SET EXERCISE:
Copy out all the entries exactly.
*** DATA ROWS ***
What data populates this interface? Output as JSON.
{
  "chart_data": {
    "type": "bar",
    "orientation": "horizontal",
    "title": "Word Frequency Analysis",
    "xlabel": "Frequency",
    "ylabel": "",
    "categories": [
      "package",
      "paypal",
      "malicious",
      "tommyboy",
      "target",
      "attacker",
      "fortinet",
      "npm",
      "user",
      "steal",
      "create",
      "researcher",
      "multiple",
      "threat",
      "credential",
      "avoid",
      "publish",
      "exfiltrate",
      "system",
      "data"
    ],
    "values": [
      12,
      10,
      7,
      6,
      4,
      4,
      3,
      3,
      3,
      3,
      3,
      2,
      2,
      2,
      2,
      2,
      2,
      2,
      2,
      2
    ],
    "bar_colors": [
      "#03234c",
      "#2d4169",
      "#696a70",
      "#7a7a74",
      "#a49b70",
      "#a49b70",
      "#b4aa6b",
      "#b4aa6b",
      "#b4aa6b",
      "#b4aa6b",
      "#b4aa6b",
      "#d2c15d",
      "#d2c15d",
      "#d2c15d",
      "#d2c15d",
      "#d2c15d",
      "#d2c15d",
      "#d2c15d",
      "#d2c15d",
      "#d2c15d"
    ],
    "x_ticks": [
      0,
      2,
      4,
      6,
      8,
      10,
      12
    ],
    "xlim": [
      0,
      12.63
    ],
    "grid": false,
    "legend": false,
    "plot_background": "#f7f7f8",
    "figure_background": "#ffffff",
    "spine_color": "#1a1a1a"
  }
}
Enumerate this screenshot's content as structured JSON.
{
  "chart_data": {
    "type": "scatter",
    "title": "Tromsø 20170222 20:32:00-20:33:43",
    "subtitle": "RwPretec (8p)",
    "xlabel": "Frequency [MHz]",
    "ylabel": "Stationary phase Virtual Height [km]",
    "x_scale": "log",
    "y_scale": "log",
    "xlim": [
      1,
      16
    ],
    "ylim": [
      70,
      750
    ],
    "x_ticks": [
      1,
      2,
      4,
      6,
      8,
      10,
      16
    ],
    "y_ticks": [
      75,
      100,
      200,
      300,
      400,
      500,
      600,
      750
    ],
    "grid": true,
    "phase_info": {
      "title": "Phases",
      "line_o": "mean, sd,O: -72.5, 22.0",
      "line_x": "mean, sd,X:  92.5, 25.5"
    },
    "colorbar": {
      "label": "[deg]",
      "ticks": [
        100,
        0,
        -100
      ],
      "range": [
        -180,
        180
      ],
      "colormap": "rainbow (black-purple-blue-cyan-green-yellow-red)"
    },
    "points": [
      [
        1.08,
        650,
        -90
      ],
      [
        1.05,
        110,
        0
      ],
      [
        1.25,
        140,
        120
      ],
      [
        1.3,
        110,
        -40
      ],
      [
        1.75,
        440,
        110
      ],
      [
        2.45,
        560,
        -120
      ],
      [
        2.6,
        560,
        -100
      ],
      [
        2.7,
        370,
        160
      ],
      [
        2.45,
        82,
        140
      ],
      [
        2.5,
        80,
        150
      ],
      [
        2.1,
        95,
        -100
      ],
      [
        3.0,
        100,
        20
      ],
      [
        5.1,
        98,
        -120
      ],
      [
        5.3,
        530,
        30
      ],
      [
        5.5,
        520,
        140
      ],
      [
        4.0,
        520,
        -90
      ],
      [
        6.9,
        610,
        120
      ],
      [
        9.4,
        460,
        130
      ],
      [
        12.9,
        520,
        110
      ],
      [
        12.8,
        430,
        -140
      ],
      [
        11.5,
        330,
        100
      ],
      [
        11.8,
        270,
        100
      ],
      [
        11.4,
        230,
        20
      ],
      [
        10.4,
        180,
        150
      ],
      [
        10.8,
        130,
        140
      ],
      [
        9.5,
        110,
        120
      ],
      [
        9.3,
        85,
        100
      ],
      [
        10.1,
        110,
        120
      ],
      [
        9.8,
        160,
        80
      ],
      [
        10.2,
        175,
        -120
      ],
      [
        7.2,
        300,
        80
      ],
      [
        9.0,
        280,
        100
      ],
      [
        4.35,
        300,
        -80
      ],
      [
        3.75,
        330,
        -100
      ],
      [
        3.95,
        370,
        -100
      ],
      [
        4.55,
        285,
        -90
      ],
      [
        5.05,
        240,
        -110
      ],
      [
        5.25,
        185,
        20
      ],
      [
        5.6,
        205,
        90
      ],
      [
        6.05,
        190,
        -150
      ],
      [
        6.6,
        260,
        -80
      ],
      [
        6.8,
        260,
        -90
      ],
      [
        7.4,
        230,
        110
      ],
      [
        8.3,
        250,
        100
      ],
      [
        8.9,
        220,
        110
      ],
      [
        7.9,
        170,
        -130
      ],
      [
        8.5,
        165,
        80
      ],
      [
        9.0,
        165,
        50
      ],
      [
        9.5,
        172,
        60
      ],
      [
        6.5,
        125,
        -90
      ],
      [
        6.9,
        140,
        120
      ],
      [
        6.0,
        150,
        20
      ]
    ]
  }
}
***
RIGHT ANSWER:
What data populates this interface? Output as JSON.
{
  "chart_data": {
    "type": "bar",
    "orientation": "horizontal",
    "title": "Word Frequency Analysis",
    "xlabel": "Frequency",
    "ylabel": "",
    "categories": [
      "package",
      "paypal",
      "malicious",
      "tommyboy",
      "target",
      "attacker",
      "fortinet",
      "npm",
      "user",
      "steal",
      "create",
      "researcher",
      "multiple",
      "threat",
      "credential",
      "avoid",
      "publish",
      "exfiltrate",
      "system",
      "data"
    ],
    "values": [
      12,
      10,
      7,
      6,
      4,
      4,
      3,
      3,
      3,
      3,
      3,
      2,
      2,
      2,
      2,
      2,
      2,
      2,
      2,
      2
    ],
    "bar_colors": [
      "#03234c",
      "#2d4169",
      "#696a70",
      "#7a7a74",
      "#a49b70",
      "#a49b70",
      "#b4aa6b",
      "#b4aa6b",
      "#b4aa6b",
      "#b4aa6b",
      "#b4aa6b",
      "#d2c15d",
      "#d2c15d",
      "#d2c15d",
      "#d2c15d",
      "#d2c15d",
      "#d2c15d",
      "#d2c15d",
      "#d2c15d",
      "#d2c15d"
    ],
    "x_ticks": [
      0,
      2,
      4,
      6,
      8,
      10,
      12
    ],
    "xlim": [
      0,
      12.63
    ],
    "grid": false,
    "legend": false,
    "plot_background": "#f7f7f8",
    "figure_background": "#ffffff",
    "spine_color": "#1a1a1a"
  }
}
Enumerate this screenshot's content as structured JSON.
{
  "chart_data": {
    "type": "scatter",
    "title": "Tromsø 20170222 20:32:00-20:33:43",
    "subtitle": "RwPretec (8p)",
    "xlabel": "Frequency [MHz]",
    "ylabel": "Stationary phase Virtual Height [km]",
    "x_scale": "log",
    "y_scale": "log",
    "xlim": [
      1,
      16
    ],
    "ylim": [
      70,
      750
    ],
    "x_ticks": [
      1,
      2,
      4,
      6,
      8,
      10,
      16
    ],
    "y_ticks": [
      75,
      100,
      200,
      300,
      400,
      500,
      600,
      750
    ],
    "grid": true,
    "phase_info": {
      "title": "Phases",
      "line_o": "mean, sd,O: -72.5, 22.0",
      "line_x": "mean, sd,X:  92.5, 25.5"
    },
    "colorbar": {
      "label": "[deg]",
      "ticks": [
        100,
        0,
        -100
      ],
      "range": [
        -180,
        180
      ],
      "colormap": "rainbow (black-purple-blue-cyan-green-yellow-red)"
    },
    "points": [
      [
        1.08,
        650,
        -90
      ],
      [
        1.05,
        110,
        0
      ],
      [
        1.25,
        140,
        120
      ],
      [
        1.3,
        110,
        -40
      ],
      [
        1.75,
        440,
        110
      ],
      [
        2.45,
        560,
        -120
      ],
      [
        2.6,
        560,
        -100
      ],
      [
        2.7,
        370,
        160
      ],
      [
        2.45,
        82,
        140
      ],
      [
        2.5,
        80,
        150
      ],
      [
        2.1,
        95,
        -100
      ],
      [
        3.0,
        100,
        20
      ],
      [
        5.1,
        98,
        -120
      ],
      [
        5.3,
        530,
        30
      ],
      [
        5.5,
        520,
        140
      ],
      [
        4.0,
        520,
        -90
      ],
      [
        6.9,
        610,
        120
      ],
      [
        9.4,
        460,
        130
      ],
      [
        12.9,
        520,
        110
      ],
      [
        12.8,
        430,
        -140
      ],
      [
        11.5,
        330,
        100
      ],
      [
        11.8,
        270,
        100
      ],
      [
        11.4,
        230,
        20
      ],
      [
        10.4,
        180,
        150
      ],
      [
        10.8,
        130,
        140
      ],
      [
        9.5,
        110,
        120
      ],
      [
        9.3,
        85,
        100
      ],
      [
        10.1,
        110,
        120
      ],
      [
        9.8,
        160,
        80
      ],
      [
        10.2,
        175,
        -120
      ],
      [
        7.2,
        300,
        80
      ],
      [
        9.0,
        280,
        100
      ],
      [
        4.35,
        300,
        -80
      ],
      [
        3.75,
        330,
        -100
      ],
      [
        3.95,
        370,
        -100
      ],
      [
        4.55,
        285,
        -90
      ],
      [
        5.05,
        240,
        -110
      ],
      [
        5.25,
        185,
        20
      ],
      [
        5.6,
        205,
        90
      ],
      [
        6.05,
        190,
        -150
      ],
      [
        6.6,
        260,
        -80
      ],
      [
        6.8,
        260,
        -90
      ],
      [
        7.4,
        230,
        110
      ],
      [
        8.3,
        250,
        100
      ],
      [
        8.9,
        220,
        110
      ],
      [
        7.9,
        170,
        -130
      ],
      [
        8.5,
        165,
        80
      ],
      [
        9.0,
        165,
        50
      ],
      [
        9.5,
        172,
        60
      ],
      [
        6.5,
        125,
        -90
      ],
      [
        6.9,
        140,
        120
      ],
      [
        6.0,
        150,
        20
      ]
    ]
  }
}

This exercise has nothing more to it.